§ What the exercise asks:
Each line below should be reproduced without any alteration.

··· Material ···

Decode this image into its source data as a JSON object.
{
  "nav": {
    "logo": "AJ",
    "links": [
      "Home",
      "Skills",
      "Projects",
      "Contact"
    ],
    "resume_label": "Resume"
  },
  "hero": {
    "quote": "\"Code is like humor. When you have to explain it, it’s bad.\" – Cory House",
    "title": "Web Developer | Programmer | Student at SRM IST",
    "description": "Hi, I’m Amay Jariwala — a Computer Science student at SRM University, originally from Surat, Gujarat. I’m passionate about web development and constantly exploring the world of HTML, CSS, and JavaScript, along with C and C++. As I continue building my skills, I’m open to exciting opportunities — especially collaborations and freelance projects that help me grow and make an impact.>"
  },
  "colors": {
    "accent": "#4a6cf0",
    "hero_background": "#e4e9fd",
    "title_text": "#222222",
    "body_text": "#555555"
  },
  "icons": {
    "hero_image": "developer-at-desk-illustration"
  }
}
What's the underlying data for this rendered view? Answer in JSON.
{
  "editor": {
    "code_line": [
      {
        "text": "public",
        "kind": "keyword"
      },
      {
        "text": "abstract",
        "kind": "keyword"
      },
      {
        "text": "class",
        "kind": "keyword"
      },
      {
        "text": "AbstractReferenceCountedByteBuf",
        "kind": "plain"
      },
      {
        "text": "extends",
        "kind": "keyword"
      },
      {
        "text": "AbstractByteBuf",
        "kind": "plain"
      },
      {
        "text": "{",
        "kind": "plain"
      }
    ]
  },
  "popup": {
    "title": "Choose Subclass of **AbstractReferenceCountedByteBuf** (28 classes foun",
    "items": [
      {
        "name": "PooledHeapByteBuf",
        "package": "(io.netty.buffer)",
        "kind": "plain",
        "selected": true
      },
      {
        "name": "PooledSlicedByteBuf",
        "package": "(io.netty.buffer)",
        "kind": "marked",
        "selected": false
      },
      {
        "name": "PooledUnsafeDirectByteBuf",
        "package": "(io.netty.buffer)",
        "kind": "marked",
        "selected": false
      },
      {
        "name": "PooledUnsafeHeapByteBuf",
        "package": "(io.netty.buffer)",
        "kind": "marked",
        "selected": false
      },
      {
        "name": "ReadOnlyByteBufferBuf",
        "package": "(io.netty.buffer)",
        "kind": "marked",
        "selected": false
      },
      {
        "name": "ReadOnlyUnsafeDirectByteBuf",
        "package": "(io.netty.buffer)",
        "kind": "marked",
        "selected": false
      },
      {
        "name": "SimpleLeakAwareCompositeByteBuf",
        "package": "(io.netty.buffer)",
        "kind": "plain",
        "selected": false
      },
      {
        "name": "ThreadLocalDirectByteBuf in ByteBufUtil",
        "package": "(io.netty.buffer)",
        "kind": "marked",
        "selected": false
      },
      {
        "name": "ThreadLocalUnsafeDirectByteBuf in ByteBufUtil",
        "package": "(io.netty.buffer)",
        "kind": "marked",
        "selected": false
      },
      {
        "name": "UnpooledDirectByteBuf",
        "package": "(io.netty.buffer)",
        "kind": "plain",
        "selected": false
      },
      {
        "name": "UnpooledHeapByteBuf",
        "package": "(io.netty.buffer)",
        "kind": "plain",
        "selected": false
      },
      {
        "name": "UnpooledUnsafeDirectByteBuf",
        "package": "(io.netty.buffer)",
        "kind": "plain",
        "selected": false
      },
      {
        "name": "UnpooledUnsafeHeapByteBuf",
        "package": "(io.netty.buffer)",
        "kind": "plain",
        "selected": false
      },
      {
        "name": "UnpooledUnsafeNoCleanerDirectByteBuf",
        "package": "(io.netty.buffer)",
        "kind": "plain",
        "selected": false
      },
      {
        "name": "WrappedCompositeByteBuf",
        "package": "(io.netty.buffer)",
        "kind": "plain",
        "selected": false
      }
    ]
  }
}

···

§ Finished answer:
Decode this image into its source data as a JSON object.
{
  "nav": {
    "logo": "AJ",
    "links": [
      "Home",
      "Skills",
      "Projects",
      "Contact"
    ],
    "resume_label": "Resume"
  },
  "hero": {
    "quote": "\"Code is like humor. When you have to explain it, it’s bad.\" – Cory House",
    "title": "Web Developer | Programmer | Student at SRM IST",
    "description": "Hi, I’m Amay Jariwala — a Computer Science student at SRM University, originally from Surat, Gujarat. I’m passionate about web development and constantly exploring the world of HTML, CSS, and JavaScript, along with C and C++. As I continue building my skills, I’m open to exciting opportunities — especially collaborations and freelance projects that help me grow and make an impact.>"
  },
  "colors": {
    "accent": "#4a6cf0",
    "hero_background": "#e4e9fd",
    "title_text": "#222222",
    "body_text": "#555555"
  },
  "icons": {
    "hero_image": "developer-at-desk-illustration"
  }
}
What's the underlying data for this rendered view? Answer in JSON.
{
  "editor": {
    "code_line": [
      {
        "text": "public",
        "kind": "keyword"
      },
      {
        "text": "abstract",
        "kind": "keyword"
      },
      {
        "text": "class",
        "kind": "keyword"
      },
      {
        "text": "AbstractReferenceCountedByteBuf",
        "kind": "plain"
      },
      {
        "text": "extends",
        "kind": "keyword"
      },
      {
        "text": "AbstractByteBuf",
        "kind": "plain"
      },
      {
        "text": "{",
        "kind": "plain"
      }
    ]
  },
  "popup": {
    "title": "Choose Subclass of **AbstractReferenceCountedByteBuf** (28 classes foun",
    "items": [
      {
        "name": "PooledHeapByteBuf",
        "package": "(io.netty.buffer)",
        "kind": "plain",
        "selected": true
      },
      {
        "name": "PooledSlicedByteBuf",
        "package": "(io.netty.buffer)",
        "kind": "marked",
        "selected": false
      },
      {
        "name": "PooledUnsafeDirectByteBuf",
        "package": "(io.netty.buffer)",
        "kind": "marked",
        "selected": false
      },
      {
        "name": "PooledUnsafeHeapByteBuf",
        "package": "(io.netty.buffer)",
        "kind": "marked",
        "selected": false
      },
      {
        "name": "ReadOnlyByteBufferBuf",
        "package": "(io.netty.buffer)",
        "kind": "marked",
        "selected": false
      },
      {
        "name": "ReadOnlyUnsafeDirectByteBuf",
        "package": "(io.netty.buffer)",
        "kind": "marked",
        "selected": false
      },
      {
        "name": "SimpleLeakAwareCompositeByteBuf",
        "package": "(io.netty.buffer)",
        "kind": "plain",
        "selected": false
      },
      {
        "name": "ThreadLocalDirectByteBuf in ByteBufUtil",
        "package": "(io.netty.buffer)",
        "kind": "marked",
        "selected": false
      },
      {
        "name": "ThreadLocalUnsafeDirectByteBuf in ByteBufUtil",
        "package": "(io.netty.buffer)",
        "kind": "marked",
        "selected": false
      },
      {
        "name": "UnpooledDirectByteBuf",
        "package": "(io.netty.buffer)",
        "kind": "plain",
        "selected": false
      },
      {
        "name": "UnpooledHeapByteBuf",
        "package": "(io.netty.buffer)",
        "kind": "plain",
        "selected": false
      },
      {
        "name": "UnpooledUnsafeDirectByteBuf",
        "package": "(io.netty.buffer)",
        "kind": "plain",
        "selected": false
      },
      {
        "name": "UnpooledUnsafeHeapByteBuf",
        "package": "(io.netty.buffer)",
        "kind": "plain",
        "selected": false
      },
      {
        "name": "UnpooledUnsafeNoCleanerDirectByteBuf",
        "package": "(io.netty.buffer)",
        "kind": "plain",
        "selected": false
      },
      {
        "name": "WrappedCompositeByteBuf",
        "package": "(io.netty.buffer)",
        "kind": "plain",
        "selected": false
      }
    ]
  }
}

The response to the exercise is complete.